**The exercise**: Bring together all lines of the material below that contain the string "说点什么吧".

'''

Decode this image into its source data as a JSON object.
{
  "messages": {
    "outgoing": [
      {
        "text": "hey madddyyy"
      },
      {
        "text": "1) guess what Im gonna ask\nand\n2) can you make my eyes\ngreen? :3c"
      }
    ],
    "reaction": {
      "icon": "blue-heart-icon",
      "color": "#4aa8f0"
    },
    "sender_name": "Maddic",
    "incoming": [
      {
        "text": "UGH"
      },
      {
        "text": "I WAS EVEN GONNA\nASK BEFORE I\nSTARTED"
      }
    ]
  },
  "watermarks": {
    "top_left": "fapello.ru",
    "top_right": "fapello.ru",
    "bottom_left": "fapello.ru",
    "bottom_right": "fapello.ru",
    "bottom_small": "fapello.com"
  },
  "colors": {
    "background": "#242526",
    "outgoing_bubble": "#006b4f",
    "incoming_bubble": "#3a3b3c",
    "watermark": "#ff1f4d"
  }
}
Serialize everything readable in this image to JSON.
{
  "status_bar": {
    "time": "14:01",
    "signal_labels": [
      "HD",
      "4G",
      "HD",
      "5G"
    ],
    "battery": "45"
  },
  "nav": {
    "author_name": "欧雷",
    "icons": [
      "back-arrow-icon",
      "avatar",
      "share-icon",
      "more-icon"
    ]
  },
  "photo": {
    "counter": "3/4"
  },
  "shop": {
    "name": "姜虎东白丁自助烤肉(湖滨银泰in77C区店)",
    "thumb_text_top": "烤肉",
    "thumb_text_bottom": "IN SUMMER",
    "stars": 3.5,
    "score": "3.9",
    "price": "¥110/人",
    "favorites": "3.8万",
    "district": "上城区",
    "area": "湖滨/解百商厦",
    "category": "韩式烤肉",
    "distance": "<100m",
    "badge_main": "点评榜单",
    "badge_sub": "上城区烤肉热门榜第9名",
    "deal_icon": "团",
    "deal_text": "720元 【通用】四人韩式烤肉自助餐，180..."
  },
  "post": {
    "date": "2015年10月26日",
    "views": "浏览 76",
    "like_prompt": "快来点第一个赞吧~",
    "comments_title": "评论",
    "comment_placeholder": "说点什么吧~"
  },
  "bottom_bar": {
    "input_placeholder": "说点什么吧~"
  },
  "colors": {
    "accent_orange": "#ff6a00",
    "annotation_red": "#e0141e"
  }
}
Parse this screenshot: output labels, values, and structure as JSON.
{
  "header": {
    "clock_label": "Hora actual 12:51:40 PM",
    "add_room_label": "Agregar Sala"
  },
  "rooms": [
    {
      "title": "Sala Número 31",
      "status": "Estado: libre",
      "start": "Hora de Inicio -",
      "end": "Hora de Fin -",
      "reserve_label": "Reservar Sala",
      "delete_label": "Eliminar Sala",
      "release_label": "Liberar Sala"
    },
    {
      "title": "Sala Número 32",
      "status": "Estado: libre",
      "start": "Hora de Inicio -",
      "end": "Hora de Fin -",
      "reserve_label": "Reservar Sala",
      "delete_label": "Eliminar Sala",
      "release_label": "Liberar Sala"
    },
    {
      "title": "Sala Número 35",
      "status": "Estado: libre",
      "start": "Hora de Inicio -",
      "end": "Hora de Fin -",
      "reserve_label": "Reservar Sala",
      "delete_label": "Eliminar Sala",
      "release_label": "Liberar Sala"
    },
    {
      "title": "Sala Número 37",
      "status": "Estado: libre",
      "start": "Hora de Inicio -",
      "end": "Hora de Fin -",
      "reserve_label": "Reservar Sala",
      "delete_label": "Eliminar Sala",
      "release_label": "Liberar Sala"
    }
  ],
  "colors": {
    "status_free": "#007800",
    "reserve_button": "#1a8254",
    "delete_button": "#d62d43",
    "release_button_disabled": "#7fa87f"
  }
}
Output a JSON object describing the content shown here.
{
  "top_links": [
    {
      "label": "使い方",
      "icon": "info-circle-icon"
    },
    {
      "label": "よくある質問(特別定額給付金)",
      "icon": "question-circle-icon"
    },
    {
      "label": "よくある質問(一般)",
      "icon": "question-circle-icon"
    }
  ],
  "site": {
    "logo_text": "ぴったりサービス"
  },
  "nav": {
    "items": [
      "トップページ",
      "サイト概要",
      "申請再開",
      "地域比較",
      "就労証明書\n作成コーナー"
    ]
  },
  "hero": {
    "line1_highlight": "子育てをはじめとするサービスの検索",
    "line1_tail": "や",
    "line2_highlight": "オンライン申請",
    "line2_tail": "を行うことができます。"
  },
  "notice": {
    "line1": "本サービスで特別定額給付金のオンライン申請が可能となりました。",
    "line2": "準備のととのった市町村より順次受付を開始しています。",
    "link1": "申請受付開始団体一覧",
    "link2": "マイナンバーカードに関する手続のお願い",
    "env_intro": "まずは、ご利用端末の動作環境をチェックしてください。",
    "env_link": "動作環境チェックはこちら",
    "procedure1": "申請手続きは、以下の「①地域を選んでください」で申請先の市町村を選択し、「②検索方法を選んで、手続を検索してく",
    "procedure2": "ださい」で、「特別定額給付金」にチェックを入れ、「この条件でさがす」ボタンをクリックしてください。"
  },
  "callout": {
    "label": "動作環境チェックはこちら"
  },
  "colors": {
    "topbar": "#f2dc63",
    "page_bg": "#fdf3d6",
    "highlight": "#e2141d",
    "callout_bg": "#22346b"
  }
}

'''

**Final result**:
    "comment_placeholder": "说点什么吧~"
    "input_placeholder": "说点什么吧~"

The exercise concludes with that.